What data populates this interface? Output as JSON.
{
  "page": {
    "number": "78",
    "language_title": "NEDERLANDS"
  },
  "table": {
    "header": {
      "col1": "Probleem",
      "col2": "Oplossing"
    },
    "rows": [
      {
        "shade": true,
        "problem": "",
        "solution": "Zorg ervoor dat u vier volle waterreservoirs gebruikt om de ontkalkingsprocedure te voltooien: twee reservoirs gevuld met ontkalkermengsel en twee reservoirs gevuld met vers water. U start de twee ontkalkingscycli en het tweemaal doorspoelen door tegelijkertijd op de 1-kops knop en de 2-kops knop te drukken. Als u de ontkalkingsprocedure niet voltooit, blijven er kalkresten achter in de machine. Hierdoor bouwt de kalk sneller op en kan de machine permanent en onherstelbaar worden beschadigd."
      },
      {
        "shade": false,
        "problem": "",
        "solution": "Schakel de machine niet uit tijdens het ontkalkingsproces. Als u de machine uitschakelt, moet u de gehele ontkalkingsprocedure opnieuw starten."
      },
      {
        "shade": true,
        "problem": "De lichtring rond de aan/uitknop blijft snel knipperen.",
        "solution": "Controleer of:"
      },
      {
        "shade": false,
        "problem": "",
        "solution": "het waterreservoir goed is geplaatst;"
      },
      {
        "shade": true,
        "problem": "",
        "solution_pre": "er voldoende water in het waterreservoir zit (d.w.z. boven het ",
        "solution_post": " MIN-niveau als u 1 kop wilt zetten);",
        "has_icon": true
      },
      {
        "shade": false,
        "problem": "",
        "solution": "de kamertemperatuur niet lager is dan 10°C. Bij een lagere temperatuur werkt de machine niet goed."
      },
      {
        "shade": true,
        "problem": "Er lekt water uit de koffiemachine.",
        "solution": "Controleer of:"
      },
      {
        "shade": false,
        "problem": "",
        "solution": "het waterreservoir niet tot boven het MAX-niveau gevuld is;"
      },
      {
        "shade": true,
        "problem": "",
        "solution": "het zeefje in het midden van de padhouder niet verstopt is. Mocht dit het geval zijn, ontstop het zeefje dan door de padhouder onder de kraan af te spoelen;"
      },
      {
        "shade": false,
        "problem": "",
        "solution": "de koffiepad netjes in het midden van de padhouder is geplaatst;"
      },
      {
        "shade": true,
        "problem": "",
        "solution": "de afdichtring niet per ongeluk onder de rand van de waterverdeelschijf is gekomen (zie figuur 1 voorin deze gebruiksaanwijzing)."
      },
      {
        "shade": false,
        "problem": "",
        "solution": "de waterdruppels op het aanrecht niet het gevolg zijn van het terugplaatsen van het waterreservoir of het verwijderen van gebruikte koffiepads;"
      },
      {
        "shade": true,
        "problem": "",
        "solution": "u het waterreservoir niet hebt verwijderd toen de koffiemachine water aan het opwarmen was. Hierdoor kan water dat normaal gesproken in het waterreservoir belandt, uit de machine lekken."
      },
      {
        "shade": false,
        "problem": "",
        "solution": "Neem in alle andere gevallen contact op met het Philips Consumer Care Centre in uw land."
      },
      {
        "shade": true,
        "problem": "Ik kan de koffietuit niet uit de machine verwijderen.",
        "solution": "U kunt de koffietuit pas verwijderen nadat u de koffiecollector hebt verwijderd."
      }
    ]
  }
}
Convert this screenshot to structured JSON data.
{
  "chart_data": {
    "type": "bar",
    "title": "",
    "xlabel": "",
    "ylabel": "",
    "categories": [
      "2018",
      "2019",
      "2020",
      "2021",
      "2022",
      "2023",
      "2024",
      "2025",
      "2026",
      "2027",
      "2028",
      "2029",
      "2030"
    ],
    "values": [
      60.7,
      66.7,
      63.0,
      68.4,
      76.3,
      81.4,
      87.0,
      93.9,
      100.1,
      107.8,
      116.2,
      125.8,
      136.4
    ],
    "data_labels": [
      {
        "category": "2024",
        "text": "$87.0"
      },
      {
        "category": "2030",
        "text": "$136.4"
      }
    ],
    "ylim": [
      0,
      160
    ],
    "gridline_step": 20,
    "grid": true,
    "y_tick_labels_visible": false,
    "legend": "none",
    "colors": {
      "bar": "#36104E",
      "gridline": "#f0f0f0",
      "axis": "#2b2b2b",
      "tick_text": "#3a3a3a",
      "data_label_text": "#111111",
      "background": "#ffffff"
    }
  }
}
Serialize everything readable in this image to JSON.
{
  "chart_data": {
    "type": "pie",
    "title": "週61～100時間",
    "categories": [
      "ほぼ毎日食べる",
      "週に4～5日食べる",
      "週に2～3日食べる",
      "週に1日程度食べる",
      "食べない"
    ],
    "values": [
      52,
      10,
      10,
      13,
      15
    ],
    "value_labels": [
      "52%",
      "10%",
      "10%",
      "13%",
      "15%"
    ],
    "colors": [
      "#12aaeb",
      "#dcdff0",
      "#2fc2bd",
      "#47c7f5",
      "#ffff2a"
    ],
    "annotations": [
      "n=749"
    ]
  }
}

## EXERCISE OBJECTIVE
From the entries, report each line that includes the word "verwijderen".

## ANSWER BELOW
        "solution": "de waterdruppels op het aanrecht niet het gevolg zijn van het terugplaatsen van het waterreservoir of het verwijderen van gebruikte koffiepads;"
        "problem": "Ik kan de koffietuit niet uit de machine verwijderen.",
        "solution": "U kunt de koffietuit pas verwijderen nadat u de koffiecollector hebt verwijderd."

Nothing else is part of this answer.